(Given exercise) Report every line in the listing that contains the string "this".

______

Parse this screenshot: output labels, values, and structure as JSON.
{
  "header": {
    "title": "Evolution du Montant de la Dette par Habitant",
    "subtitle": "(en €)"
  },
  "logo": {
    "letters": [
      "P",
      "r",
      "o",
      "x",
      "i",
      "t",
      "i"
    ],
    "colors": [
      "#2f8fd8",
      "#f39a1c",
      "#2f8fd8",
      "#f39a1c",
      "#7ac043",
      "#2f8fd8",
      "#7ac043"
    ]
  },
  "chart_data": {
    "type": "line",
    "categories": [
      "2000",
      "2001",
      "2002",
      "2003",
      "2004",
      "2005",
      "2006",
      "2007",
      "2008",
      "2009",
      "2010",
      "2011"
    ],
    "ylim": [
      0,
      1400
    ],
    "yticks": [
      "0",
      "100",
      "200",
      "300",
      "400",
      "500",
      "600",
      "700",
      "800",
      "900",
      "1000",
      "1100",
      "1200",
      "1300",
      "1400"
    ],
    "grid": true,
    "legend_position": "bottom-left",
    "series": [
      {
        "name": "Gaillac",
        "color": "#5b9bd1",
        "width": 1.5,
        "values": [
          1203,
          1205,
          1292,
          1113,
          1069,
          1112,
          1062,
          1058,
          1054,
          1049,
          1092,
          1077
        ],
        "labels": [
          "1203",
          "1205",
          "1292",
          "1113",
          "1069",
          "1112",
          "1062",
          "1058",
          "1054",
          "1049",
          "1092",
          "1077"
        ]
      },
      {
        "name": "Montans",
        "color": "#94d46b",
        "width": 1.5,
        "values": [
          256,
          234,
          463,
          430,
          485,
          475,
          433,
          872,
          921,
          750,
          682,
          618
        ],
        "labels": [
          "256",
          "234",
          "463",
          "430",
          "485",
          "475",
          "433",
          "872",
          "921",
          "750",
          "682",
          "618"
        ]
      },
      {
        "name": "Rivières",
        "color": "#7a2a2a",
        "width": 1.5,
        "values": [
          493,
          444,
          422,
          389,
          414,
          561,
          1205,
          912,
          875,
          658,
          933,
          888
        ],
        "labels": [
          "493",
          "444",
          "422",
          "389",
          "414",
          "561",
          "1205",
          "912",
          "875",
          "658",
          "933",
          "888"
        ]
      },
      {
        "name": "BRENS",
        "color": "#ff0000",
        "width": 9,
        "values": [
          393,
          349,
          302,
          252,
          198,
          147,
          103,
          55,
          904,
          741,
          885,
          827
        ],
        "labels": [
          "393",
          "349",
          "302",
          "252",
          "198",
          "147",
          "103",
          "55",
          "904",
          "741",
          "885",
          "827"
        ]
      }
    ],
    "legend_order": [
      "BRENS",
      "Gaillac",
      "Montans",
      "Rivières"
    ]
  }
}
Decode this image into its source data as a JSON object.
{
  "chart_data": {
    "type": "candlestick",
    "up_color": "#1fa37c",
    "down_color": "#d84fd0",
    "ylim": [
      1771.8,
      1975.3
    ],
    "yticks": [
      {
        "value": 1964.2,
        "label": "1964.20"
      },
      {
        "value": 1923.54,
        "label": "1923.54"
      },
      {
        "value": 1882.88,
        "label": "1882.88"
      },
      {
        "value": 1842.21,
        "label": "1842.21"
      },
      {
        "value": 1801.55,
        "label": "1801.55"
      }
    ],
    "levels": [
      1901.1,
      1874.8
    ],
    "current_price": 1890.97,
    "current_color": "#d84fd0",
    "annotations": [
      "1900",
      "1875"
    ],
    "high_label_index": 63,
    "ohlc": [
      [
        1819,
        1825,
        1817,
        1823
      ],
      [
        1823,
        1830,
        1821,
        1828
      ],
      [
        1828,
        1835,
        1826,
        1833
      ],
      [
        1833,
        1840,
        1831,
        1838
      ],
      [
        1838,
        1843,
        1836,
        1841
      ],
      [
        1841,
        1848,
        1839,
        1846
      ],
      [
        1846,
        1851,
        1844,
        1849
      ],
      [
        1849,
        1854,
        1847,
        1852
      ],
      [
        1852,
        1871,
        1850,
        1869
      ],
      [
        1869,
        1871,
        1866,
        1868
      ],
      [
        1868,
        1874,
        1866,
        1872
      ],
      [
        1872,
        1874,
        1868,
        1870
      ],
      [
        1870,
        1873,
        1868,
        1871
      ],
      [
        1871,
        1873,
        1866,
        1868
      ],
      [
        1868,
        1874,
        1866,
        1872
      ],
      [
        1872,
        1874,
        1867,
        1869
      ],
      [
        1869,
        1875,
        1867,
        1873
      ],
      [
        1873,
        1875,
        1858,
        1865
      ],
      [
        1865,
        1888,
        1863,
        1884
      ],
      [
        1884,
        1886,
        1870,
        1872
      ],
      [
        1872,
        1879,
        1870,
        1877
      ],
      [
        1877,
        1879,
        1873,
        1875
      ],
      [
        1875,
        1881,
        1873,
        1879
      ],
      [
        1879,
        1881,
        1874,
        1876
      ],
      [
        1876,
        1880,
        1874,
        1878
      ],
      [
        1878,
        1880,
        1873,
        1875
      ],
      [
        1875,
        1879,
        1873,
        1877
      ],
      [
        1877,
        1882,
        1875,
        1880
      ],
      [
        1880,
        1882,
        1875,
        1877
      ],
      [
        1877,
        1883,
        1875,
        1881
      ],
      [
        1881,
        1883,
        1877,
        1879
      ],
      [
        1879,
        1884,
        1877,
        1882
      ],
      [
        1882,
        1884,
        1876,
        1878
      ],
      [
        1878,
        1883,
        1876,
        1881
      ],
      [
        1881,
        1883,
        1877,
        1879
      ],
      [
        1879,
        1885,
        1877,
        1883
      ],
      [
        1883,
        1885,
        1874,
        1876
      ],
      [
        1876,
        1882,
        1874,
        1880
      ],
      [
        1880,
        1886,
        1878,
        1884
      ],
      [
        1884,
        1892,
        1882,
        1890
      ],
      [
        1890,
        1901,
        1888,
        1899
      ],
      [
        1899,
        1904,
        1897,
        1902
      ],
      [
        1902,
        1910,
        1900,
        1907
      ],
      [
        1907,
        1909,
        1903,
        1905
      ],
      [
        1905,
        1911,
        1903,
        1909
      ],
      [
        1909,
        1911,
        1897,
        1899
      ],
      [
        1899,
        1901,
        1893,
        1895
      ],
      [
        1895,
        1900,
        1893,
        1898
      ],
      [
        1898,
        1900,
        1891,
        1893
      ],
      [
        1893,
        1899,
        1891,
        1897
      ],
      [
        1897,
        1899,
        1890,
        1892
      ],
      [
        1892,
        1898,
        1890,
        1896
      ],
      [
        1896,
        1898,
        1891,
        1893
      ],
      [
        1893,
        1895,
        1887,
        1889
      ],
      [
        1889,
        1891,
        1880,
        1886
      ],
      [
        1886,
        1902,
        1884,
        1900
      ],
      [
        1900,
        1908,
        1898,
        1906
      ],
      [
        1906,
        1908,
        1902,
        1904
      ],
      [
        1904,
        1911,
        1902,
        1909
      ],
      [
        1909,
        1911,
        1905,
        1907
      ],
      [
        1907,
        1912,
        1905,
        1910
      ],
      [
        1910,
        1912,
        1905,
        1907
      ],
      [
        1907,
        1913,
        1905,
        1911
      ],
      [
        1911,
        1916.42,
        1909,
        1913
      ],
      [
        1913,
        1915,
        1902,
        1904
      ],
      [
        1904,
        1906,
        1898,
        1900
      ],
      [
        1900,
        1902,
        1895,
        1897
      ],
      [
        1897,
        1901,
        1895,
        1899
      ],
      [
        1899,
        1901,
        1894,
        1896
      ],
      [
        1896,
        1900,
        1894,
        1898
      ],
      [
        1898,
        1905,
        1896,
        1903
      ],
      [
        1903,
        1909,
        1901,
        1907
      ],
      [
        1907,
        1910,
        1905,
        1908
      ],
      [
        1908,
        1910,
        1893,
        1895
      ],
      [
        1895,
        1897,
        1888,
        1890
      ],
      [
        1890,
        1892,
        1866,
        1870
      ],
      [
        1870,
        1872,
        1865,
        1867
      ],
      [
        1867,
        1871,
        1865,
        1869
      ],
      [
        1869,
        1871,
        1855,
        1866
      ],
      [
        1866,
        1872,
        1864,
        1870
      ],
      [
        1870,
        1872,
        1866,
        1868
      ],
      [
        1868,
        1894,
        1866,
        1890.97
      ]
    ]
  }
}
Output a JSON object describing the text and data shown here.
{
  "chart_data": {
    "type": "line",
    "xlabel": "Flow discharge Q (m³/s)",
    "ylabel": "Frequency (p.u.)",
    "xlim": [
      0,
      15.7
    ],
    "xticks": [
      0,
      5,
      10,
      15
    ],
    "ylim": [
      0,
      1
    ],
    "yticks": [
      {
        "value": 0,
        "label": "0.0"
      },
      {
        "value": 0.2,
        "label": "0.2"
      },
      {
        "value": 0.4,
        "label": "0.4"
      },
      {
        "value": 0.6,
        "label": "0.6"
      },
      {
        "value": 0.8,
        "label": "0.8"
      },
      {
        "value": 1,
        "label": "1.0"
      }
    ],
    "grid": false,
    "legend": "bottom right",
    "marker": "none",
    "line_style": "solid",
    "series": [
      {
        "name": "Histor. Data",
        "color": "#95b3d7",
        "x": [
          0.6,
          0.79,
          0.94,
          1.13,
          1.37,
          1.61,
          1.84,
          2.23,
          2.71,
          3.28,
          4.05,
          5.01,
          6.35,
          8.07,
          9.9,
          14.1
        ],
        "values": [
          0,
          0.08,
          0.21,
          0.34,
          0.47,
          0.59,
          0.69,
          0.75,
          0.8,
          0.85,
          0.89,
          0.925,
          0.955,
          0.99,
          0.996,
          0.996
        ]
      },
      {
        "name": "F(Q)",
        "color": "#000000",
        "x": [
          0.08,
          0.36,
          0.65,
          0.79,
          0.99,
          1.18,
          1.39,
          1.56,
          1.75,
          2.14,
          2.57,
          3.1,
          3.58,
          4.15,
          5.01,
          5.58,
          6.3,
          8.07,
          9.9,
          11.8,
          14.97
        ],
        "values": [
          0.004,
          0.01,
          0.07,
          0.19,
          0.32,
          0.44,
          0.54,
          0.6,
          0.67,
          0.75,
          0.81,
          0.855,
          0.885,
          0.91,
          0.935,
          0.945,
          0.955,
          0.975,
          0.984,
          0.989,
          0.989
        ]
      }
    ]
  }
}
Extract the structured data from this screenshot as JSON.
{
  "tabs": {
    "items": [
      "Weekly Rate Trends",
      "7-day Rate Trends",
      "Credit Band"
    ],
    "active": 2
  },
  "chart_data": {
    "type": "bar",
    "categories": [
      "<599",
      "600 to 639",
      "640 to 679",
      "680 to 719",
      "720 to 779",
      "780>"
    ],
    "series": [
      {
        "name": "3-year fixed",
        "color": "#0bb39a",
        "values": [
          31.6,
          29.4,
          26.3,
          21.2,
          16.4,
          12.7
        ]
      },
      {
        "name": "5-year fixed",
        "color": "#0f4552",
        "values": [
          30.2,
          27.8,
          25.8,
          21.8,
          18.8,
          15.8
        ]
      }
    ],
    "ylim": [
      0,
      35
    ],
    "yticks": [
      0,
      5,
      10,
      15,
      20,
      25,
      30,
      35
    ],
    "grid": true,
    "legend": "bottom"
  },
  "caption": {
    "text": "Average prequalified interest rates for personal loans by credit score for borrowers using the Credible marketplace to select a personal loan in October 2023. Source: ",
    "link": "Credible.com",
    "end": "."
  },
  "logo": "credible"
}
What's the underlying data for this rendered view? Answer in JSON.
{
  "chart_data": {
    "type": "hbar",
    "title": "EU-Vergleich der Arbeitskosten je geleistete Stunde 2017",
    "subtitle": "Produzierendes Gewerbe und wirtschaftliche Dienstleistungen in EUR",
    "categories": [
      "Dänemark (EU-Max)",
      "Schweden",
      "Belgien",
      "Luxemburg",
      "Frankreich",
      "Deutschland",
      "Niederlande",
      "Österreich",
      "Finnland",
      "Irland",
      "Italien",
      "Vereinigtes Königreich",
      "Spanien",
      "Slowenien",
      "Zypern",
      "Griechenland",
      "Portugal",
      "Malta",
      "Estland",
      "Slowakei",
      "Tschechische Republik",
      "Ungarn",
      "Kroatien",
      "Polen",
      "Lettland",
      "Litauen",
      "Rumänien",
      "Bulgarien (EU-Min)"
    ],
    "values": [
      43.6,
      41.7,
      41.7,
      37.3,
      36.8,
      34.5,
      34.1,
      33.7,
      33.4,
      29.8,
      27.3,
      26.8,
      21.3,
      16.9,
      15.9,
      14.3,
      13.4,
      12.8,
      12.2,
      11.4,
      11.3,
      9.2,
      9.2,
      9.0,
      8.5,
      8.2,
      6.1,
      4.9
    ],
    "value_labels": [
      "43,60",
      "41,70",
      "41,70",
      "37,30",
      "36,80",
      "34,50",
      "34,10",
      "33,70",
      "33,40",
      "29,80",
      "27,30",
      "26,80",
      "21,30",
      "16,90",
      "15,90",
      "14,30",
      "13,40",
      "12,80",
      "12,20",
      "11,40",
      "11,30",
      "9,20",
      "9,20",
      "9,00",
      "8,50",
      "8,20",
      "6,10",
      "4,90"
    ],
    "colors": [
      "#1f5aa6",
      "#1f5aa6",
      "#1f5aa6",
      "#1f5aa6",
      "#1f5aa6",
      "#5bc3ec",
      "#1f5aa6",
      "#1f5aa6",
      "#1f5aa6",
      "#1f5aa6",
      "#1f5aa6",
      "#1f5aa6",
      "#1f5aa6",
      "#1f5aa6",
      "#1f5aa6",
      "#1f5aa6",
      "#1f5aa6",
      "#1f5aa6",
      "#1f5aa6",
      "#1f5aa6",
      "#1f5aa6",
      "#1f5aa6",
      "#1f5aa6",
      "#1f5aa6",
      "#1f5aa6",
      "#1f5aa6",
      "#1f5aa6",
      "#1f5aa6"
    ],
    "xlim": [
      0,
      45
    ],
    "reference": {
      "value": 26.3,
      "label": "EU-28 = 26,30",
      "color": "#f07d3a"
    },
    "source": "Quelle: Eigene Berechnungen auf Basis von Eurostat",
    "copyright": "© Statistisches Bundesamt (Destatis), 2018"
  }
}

______

(Exercise output)
Parse this screenshot: output labels, values, and structure as JSON.
Decode this image into its source data as a JSON object.
Extract the structured data from this screenshot as JSON.
What's the underlying data for this rendered view? Answer in JSON.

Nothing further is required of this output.